Supplied records –
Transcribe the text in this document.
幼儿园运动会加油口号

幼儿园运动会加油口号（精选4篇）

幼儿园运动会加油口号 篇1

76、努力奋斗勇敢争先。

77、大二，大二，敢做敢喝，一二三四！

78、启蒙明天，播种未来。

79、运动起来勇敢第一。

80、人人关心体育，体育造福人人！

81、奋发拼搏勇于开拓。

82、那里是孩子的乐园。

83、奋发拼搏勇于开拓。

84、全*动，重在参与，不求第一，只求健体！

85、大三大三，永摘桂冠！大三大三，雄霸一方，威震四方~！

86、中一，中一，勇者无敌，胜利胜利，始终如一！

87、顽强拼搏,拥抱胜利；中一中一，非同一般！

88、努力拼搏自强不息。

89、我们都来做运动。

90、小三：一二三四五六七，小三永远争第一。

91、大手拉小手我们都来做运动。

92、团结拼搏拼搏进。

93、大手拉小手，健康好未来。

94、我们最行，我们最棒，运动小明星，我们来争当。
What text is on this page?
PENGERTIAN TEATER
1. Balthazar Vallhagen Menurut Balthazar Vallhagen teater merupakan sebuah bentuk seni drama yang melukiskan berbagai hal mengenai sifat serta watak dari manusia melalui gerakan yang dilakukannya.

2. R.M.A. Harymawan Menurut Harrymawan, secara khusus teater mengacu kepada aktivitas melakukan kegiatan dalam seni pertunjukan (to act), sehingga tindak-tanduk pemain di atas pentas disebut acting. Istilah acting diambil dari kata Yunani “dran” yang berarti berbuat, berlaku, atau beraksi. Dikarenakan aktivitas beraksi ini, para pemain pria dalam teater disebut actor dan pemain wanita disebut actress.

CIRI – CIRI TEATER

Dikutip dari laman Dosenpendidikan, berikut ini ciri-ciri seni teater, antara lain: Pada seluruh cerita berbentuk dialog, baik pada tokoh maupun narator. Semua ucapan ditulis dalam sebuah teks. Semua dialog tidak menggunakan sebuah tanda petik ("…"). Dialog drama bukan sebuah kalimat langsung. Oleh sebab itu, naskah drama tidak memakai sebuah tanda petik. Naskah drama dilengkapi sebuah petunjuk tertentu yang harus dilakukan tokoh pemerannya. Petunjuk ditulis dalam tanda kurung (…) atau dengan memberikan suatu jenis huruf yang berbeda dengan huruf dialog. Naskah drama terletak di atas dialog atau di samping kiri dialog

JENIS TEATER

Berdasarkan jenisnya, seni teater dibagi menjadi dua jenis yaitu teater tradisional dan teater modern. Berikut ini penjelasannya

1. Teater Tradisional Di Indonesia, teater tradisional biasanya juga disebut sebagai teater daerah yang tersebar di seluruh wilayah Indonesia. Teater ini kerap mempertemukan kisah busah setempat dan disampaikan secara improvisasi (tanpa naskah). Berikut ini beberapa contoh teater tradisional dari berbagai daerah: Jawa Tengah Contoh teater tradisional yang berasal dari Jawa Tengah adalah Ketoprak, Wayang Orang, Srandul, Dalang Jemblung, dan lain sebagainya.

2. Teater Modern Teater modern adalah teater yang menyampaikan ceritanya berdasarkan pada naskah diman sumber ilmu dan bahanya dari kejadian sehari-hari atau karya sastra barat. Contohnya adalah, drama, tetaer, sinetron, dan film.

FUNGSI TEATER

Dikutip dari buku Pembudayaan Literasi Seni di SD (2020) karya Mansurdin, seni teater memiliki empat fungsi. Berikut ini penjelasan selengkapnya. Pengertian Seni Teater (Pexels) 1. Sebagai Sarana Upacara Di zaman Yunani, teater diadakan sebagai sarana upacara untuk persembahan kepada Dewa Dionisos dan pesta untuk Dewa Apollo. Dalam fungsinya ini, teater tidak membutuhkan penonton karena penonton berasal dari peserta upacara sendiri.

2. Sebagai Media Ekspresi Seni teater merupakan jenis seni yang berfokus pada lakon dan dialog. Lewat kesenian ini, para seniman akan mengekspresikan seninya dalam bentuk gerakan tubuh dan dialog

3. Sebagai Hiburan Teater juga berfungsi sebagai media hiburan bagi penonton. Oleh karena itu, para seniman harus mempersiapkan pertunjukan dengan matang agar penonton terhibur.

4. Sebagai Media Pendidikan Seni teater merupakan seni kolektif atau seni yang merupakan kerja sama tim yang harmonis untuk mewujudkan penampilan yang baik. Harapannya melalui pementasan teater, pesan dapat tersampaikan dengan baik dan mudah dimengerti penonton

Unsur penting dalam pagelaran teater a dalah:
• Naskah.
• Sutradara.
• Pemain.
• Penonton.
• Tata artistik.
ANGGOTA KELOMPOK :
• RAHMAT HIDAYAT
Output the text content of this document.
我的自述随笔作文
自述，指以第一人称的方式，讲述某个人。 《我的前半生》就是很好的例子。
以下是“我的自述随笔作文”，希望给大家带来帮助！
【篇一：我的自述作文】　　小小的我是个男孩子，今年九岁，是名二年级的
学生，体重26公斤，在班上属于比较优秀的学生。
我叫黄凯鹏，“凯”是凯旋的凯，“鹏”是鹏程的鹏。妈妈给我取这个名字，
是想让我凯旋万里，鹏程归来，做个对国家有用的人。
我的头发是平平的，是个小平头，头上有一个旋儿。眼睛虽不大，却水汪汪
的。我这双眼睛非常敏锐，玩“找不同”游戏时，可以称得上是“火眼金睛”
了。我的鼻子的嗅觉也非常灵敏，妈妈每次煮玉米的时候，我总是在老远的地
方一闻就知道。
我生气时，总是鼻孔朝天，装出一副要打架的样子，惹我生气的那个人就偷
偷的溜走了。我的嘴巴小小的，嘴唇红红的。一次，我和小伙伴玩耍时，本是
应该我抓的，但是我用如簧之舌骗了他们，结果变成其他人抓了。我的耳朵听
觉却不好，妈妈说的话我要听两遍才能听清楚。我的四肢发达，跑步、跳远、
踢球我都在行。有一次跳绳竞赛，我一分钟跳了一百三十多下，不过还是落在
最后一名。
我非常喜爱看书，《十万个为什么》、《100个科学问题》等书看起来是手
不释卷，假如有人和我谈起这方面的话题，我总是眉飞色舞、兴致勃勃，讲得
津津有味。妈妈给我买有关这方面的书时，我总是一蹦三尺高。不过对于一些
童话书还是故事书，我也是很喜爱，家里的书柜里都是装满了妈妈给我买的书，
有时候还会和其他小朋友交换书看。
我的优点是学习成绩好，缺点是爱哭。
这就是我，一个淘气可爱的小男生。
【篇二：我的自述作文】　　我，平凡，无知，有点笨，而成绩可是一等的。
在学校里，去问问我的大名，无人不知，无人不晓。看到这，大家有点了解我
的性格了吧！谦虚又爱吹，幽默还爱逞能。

Stated task – How many of the listing's lines contain "karya"? Respond with a single number and nothing else.

Task solution – 2